Your task :: Copy each line exactly.

Data extract ::
• • •

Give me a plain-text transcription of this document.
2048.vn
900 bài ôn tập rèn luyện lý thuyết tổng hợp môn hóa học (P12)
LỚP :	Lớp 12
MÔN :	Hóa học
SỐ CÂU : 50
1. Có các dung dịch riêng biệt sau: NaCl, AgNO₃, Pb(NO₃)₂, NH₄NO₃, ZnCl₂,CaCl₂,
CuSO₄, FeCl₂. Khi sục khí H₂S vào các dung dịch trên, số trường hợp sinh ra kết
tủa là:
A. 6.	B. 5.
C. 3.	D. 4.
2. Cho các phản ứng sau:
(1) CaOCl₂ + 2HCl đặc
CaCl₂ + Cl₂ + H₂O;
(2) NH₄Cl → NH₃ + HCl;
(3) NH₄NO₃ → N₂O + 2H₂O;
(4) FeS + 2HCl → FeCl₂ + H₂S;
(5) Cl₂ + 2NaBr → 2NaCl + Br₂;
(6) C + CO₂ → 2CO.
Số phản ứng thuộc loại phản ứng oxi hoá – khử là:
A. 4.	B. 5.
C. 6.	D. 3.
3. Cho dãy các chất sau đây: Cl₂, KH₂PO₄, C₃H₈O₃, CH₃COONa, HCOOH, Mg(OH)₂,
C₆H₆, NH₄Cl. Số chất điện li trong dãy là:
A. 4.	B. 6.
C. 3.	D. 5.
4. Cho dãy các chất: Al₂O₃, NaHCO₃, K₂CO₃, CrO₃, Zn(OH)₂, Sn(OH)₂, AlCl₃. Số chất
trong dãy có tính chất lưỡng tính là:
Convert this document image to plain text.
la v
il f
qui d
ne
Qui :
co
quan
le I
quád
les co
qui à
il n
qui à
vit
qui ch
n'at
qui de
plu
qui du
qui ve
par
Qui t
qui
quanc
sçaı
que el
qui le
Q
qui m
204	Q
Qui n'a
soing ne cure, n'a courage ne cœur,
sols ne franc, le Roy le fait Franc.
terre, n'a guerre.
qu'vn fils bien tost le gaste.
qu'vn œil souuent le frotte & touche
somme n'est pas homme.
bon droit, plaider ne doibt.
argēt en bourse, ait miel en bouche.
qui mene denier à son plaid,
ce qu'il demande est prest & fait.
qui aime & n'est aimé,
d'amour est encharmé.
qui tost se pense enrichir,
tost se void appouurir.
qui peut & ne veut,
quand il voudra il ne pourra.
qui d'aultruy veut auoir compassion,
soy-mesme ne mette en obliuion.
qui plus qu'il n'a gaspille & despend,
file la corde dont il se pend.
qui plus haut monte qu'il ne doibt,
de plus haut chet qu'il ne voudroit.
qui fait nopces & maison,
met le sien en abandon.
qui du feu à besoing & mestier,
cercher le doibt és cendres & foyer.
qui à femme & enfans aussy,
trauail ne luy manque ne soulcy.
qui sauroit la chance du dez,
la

• • •

Worked solution ::
Give me a plain-text transcription of this document.
2048.vn
900 bài ôn tập rèn luyện lý thuyết tổng hợp môn hóa học (P12)
LỚP :	Lớp 12
MÔN :	Hóa học
SỐ CÂU : 50
1. Có các dung dịch riêng biệt sau: NaCl, AgNO₃, Pb(NO₃)₂, NH₄NO₃, ZnCl₂,CaCl₂,
CuSO₄, FeCl₂. Khi sục khí H₂S vào các dung dịch trên, số trường hợp sinh ra kết
tủa là:
A. 6.	B. 5.
C. 3.	D. 4.
2. Cho các phản ứng sau:
(1) CaOCl₂ + 2HCl đặc
CaCl₂ + Cl₂ + H₂O;
(2) NH₄Cl → NH₃ + HCl;
(3) NH₄NO₃ → N₂O + 2H₂O;
(4) FeS + 2HCl → FeCl₂ + H₂S;
(5) Cl₂ + 2NaBr → 2NaCl + Br₂;
(6) C + CO₂ → 2CO.
Số phản ứng thuộc loại phản ứng oxi hoá – khử là:
A. 4.	B. 5.
C. 6.	D. 3.
3. Cho dãy các chất sau đây: Cl₂, KH₂PO₄, C₃H₈O₃, CH₃COONa, HCOOH, Mg(OH)₂,
C₆H₆, NH₄Cl. Số chất điện li trong dãy là:
A. 4.	B. 6.
C. 3.	D. 5.
4. Cho dãy các chất: Al₂O₃, NaHCO₃, K₂CO₃, CrO₃, Zn(OH)₂, Sn(OH)₂, AlCl₃. Số chất
trong dãy có tính chất lưỡng tính là:
Convert this document image to plain text.
la v
il f
qui d
ne
Qui :
co
quan
le I
quád
les co
qui à
il n
qui à
vit
qui ch
n'at
qui de
plu
qui du
qui ve
par
Qui t
qui
quanc
sçaı
que el
qui le
Q
qui m
204	Q
Qui n'a
soing ne cure, n'a courage ne cœur,
sols ne franc, le Roy le fait Franc.
terre, n'a guerre.
qu'vn fils bien tost le gaste.
qu'vn œil souuent le frotte & touche
somme n'est pas homme.
bon droit, plaider ne doibt.
argēt en bourse, ait miel en bouche.
qui mene denier à son plaid,
ce qu'il demande est prest & fait.
qui aime & n'est aimé,
d'amour est encharmé.
qui tost se pense enrichir,
tost se void appouurir.
qui peut & ne veut,
quand il voudra il ne pourra.
qui d'aultruy veut auoir compassion,
soy-mesme ne mette en obliuion.
qui plus qu'il n'a gaspille & despend,
file la corde dont il se pend.
qui plus haut monte qu'il ne doibt,
de plus haut chet qu'il ne voudroit.
qui fait nopces & maison,
met le sien en abandon.
qui du feu à besoing & mestier,
cercher le doibt és cendres & foyer.
qui à femme & enfans aussy,
trauail ne luy manque ne soulcy.
qui sauroit la chance du dez,
la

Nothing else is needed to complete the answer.